■ SHORT PROBLEM
Which lines contain the word "driven"? Return each of them as written.

■ ENTRIES SUPPLIED
-=-=-

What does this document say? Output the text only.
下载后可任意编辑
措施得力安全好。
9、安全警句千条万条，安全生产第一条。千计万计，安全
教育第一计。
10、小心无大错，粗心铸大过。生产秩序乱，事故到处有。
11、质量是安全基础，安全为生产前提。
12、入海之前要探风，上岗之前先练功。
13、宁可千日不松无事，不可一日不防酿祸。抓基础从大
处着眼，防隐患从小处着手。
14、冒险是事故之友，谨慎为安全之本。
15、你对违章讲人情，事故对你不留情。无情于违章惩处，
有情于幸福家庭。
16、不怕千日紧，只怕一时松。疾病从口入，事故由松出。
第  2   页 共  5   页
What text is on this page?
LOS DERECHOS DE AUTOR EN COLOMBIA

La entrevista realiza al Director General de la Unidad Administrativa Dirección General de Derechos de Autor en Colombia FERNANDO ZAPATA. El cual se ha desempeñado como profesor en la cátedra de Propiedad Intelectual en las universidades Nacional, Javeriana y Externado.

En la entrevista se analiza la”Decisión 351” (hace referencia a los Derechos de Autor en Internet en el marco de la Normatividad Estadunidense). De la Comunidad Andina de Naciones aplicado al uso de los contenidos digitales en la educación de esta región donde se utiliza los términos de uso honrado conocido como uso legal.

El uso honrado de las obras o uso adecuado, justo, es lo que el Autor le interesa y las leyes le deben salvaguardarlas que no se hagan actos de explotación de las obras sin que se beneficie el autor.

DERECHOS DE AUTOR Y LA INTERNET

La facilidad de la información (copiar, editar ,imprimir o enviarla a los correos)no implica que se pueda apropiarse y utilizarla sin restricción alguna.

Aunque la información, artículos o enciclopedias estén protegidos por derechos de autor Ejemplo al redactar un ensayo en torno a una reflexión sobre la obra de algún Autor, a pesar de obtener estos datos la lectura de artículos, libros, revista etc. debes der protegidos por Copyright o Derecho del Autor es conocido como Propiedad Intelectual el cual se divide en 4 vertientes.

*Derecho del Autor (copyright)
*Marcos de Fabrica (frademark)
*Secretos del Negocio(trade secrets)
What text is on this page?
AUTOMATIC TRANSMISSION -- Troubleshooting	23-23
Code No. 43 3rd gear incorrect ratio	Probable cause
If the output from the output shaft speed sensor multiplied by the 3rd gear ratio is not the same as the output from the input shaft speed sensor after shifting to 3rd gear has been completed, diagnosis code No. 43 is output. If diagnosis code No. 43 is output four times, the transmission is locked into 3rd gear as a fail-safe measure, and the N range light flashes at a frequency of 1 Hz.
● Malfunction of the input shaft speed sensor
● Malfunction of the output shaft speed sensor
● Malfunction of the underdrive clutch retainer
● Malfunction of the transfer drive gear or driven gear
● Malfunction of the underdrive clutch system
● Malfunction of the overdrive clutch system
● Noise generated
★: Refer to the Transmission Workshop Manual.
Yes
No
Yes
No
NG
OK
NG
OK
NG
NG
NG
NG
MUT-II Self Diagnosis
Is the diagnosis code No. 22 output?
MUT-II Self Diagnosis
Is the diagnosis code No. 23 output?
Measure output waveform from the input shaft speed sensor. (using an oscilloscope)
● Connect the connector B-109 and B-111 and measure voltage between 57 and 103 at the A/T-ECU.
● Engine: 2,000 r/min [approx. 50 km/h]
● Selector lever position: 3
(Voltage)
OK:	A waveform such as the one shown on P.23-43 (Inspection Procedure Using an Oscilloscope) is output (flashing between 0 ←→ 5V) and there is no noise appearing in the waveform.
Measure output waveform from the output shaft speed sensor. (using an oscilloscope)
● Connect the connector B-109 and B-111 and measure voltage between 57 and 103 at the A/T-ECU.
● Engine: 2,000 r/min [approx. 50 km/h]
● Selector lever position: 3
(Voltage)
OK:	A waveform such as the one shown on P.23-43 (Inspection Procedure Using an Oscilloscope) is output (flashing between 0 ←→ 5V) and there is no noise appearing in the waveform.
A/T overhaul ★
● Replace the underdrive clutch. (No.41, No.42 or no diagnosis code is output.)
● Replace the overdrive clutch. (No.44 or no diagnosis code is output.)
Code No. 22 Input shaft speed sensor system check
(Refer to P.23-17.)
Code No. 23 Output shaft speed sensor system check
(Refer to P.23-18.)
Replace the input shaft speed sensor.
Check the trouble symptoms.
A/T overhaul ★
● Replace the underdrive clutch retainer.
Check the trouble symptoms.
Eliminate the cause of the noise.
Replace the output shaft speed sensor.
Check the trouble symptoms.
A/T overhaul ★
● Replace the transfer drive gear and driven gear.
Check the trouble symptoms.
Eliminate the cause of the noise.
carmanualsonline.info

-=-=-

■ RESULT OF THE EXERCISE
● Malfunction of the transfer drive gear or driven gear
● Replace the transfer drive gear and driven gear.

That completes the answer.